What is expected:
Find every line containing the word "красный" and report the count, nothing more.

(Extracted records)
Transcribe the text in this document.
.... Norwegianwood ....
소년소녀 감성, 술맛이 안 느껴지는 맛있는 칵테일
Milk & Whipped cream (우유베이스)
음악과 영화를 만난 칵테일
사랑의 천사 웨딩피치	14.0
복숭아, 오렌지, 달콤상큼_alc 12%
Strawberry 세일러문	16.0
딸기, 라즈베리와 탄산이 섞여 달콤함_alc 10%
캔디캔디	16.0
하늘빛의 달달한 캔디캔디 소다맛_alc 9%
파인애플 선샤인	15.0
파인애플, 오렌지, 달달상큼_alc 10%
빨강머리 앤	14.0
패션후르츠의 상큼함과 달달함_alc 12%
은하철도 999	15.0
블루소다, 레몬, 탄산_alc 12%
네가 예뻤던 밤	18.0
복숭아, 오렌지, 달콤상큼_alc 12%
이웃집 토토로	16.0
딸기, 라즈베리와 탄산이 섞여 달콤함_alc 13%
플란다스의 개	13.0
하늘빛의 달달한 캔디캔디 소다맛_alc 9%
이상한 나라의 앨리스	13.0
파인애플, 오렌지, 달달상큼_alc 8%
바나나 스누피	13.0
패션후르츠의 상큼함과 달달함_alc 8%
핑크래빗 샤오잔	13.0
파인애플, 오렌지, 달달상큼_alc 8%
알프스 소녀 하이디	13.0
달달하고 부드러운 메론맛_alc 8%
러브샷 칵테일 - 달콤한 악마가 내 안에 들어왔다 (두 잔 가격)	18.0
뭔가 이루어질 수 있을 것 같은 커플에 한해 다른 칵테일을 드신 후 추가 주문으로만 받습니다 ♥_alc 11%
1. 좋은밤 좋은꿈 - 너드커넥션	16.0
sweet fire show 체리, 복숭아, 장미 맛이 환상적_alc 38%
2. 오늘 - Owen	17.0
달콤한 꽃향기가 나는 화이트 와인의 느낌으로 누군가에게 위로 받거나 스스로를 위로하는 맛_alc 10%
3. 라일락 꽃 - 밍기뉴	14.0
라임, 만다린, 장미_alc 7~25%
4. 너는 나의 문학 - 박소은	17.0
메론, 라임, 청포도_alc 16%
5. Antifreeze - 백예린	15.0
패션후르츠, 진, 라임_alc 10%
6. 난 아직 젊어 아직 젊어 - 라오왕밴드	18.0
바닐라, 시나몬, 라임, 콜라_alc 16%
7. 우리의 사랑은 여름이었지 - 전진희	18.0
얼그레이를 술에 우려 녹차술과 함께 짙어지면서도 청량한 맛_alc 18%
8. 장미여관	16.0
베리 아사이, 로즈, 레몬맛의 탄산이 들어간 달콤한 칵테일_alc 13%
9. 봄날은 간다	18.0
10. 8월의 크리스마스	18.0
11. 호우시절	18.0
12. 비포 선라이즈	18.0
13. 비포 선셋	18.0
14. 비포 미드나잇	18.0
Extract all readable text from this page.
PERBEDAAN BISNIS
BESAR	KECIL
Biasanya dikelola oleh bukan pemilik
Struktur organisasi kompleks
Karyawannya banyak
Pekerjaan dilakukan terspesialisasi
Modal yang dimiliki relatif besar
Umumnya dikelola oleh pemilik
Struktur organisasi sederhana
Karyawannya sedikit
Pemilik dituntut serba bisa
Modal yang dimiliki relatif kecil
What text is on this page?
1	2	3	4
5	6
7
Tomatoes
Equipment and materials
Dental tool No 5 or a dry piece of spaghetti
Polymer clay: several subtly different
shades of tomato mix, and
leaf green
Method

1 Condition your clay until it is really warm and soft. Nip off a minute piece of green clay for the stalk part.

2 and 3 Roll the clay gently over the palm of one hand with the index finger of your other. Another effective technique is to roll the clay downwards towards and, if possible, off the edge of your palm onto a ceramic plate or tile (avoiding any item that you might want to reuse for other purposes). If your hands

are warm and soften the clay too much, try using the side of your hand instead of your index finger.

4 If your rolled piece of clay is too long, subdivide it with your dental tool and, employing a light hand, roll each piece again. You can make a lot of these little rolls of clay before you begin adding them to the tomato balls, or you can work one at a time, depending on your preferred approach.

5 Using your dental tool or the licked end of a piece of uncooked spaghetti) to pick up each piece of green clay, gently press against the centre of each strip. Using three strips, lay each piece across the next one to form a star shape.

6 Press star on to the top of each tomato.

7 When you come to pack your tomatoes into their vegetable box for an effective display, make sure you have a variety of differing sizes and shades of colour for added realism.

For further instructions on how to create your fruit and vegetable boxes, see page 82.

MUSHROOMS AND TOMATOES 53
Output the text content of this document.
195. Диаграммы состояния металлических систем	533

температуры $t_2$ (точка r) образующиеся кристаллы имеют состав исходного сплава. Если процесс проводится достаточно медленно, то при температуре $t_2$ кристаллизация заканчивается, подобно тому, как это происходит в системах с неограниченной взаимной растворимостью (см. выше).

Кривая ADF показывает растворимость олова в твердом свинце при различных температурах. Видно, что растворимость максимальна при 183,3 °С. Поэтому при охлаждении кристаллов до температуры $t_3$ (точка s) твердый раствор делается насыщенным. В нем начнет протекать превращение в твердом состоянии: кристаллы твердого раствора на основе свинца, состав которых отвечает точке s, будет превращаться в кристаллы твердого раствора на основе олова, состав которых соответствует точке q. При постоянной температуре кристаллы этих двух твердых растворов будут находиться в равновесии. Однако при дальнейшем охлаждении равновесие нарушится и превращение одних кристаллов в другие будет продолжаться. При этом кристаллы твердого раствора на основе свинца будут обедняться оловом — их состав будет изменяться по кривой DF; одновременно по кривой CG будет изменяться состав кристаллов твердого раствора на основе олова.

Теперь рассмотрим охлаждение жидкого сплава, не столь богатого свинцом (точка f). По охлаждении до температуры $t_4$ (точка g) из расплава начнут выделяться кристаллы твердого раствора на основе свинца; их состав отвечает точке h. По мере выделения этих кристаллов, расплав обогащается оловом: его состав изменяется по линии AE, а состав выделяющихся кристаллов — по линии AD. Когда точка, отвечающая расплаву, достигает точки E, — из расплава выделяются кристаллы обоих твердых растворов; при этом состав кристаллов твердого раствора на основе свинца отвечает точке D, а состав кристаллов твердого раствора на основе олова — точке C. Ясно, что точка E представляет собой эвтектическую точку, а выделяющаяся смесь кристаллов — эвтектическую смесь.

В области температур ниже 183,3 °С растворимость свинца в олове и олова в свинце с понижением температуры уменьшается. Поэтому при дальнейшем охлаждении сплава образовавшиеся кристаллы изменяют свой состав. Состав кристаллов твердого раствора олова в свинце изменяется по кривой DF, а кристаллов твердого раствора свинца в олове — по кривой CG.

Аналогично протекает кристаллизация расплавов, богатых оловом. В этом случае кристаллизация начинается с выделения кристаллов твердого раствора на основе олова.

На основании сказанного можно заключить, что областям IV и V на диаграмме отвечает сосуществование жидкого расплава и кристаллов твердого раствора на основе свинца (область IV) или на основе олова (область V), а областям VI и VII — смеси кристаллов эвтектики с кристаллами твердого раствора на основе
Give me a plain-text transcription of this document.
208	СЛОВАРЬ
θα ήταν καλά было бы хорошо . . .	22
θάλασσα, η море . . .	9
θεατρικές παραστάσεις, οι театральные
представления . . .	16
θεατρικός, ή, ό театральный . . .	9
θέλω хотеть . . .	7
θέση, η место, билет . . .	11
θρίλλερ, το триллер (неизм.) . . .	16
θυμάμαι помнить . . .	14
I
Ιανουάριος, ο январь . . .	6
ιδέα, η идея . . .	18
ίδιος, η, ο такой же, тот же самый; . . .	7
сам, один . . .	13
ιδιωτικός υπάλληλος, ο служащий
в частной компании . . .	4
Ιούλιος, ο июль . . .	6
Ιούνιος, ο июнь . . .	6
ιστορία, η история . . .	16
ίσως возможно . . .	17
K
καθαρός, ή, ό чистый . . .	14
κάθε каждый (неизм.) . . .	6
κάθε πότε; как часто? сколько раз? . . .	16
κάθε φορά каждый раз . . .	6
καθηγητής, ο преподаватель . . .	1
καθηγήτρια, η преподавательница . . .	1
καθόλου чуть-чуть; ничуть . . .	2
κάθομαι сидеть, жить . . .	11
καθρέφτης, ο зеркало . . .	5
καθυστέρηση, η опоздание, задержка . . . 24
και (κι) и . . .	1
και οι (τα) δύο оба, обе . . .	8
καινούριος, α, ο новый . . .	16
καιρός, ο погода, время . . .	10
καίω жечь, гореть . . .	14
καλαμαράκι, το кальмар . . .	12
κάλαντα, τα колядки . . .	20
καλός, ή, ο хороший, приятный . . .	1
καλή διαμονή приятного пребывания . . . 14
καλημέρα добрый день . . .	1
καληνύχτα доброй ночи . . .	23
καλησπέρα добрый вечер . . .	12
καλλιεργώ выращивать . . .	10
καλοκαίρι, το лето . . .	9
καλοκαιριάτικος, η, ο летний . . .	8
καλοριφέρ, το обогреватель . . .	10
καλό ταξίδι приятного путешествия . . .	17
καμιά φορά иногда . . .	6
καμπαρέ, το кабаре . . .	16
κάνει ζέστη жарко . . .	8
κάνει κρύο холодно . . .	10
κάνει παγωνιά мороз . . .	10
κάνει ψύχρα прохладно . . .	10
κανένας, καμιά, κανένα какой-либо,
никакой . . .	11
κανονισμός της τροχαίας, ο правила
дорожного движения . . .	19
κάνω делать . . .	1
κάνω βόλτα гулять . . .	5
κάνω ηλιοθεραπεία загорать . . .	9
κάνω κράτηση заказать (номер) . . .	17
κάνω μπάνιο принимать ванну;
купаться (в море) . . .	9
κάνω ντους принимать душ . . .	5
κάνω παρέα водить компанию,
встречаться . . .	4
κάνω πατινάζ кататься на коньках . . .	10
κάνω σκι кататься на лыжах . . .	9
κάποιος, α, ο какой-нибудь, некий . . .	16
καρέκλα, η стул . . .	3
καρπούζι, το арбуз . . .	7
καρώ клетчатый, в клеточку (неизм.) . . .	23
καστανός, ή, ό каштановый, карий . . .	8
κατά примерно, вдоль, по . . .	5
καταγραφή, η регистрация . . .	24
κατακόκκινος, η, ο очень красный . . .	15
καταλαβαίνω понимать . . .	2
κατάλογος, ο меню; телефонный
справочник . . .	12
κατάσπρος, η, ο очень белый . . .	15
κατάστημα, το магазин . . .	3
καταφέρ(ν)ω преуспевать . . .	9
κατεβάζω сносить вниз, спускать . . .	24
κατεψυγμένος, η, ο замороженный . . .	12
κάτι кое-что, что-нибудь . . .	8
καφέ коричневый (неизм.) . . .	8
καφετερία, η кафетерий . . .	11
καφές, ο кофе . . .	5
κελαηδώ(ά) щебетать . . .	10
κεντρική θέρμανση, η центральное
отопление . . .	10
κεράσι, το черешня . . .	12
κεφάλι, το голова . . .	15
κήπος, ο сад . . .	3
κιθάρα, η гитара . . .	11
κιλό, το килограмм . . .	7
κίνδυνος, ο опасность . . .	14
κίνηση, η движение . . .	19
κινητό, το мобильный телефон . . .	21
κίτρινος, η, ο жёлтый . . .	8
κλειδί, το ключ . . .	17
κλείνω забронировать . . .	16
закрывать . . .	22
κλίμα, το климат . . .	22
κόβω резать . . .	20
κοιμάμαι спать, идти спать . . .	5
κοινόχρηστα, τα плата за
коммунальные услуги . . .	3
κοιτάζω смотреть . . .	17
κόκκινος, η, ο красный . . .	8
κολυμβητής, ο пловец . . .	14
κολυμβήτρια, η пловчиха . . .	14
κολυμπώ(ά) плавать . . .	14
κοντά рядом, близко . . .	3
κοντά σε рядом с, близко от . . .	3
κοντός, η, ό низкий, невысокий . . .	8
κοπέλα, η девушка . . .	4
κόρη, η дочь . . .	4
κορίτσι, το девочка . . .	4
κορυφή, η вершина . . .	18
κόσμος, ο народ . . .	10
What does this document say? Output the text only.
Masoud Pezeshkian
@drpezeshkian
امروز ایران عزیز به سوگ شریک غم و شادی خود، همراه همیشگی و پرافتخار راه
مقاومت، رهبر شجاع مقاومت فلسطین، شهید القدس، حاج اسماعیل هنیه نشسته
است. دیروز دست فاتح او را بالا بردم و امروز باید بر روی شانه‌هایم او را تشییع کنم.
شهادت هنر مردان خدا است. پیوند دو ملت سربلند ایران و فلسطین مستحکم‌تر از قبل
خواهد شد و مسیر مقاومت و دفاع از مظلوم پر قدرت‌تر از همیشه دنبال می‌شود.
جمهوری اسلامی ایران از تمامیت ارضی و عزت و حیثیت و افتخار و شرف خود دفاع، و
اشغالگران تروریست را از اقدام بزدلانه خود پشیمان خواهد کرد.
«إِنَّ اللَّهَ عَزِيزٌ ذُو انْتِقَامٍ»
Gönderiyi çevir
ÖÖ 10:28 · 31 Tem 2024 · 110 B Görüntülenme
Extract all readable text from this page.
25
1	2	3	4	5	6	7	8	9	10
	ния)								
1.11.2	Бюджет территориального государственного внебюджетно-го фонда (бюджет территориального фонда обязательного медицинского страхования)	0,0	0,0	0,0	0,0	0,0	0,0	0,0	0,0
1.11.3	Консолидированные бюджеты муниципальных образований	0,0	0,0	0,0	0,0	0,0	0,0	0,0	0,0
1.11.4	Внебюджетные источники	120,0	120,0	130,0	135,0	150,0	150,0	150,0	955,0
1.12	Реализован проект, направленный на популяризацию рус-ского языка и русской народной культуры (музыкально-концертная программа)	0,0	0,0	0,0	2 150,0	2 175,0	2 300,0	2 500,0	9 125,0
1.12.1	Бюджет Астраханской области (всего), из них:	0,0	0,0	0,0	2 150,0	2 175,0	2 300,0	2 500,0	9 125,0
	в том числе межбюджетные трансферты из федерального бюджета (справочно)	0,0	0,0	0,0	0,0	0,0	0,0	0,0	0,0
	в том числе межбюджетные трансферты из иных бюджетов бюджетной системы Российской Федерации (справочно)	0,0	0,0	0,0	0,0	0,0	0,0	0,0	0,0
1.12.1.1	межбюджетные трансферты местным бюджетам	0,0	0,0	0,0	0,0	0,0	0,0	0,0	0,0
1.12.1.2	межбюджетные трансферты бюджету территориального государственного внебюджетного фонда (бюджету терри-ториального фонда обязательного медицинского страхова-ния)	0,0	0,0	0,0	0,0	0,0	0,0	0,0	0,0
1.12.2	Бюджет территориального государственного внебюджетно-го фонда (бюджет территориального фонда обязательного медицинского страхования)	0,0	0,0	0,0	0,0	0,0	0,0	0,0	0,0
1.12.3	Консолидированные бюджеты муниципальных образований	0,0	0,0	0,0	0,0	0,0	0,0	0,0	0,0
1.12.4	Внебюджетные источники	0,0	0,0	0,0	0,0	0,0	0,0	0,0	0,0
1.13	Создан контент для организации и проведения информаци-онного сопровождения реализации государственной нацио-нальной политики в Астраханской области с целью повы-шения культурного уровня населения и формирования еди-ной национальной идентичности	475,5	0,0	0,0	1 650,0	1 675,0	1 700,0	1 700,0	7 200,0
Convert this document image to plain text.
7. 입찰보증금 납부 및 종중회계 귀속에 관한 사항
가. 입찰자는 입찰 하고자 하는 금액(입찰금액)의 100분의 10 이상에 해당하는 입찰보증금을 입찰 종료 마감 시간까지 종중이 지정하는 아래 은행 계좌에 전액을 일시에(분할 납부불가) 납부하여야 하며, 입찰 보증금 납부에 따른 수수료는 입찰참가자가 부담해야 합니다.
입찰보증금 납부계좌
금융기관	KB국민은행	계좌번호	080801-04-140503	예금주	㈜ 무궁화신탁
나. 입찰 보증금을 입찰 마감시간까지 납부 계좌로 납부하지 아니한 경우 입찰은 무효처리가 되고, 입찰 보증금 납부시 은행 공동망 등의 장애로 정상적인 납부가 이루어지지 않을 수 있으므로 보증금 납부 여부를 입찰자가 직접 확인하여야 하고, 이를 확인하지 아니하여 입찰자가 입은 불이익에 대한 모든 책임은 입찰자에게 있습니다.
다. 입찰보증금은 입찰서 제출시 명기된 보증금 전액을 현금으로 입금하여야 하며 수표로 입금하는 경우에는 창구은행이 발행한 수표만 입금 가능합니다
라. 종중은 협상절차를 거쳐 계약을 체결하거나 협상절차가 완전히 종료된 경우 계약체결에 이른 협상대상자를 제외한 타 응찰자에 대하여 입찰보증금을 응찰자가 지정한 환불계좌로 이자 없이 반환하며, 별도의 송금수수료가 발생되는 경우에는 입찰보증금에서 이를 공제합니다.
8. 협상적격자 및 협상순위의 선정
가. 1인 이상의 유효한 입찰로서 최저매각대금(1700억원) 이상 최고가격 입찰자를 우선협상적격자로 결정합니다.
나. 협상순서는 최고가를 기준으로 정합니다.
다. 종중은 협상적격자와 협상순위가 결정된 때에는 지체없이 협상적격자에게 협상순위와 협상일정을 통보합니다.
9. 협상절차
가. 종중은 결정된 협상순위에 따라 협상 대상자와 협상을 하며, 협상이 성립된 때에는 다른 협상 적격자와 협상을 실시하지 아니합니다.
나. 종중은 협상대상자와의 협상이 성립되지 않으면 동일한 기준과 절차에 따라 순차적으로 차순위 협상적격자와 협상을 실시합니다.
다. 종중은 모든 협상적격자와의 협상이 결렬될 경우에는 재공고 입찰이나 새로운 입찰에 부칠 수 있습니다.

Response below:
2